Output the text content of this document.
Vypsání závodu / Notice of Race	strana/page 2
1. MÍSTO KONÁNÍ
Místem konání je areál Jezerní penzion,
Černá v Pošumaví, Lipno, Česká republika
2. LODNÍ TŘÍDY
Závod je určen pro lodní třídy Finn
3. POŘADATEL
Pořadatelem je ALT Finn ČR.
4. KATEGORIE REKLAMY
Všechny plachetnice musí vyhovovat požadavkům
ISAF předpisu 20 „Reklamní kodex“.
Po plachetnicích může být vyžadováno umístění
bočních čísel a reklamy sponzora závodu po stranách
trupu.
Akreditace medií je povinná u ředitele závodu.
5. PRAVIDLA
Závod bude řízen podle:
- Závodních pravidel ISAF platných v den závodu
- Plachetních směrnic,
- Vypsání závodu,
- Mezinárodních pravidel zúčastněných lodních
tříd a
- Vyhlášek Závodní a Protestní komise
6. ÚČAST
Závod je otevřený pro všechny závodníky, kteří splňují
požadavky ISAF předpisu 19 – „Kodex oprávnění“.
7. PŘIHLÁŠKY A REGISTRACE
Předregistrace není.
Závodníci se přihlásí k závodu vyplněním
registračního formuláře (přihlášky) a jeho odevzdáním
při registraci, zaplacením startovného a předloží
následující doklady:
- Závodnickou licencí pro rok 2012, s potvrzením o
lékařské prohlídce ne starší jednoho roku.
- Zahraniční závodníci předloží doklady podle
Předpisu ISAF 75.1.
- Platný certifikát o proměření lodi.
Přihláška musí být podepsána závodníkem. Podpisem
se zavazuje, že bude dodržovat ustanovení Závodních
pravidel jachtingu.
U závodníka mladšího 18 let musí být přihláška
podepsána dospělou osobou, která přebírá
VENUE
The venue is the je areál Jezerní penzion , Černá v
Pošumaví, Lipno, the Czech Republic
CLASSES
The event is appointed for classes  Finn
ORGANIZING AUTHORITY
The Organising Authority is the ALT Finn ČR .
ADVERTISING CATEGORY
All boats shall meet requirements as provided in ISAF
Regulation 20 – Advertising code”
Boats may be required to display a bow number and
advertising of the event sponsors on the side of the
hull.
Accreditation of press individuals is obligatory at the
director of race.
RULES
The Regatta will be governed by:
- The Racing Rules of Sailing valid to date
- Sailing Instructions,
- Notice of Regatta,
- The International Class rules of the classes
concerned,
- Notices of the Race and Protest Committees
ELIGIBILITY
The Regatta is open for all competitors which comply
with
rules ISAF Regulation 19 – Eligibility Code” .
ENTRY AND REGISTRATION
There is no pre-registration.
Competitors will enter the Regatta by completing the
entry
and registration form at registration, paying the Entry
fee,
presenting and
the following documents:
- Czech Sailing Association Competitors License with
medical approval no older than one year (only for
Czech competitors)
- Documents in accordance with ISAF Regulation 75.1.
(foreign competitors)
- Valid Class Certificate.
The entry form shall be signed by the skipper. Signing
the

************

What is required:
Look through the entries and return every line where "musí" appears.

The completed task:
Všechny plachetnice musí vyhovovat požadavkům
Přihláška musí být podepsána závodníkem. Podpisem
U závodníka mladšího 18 let musí být přihláška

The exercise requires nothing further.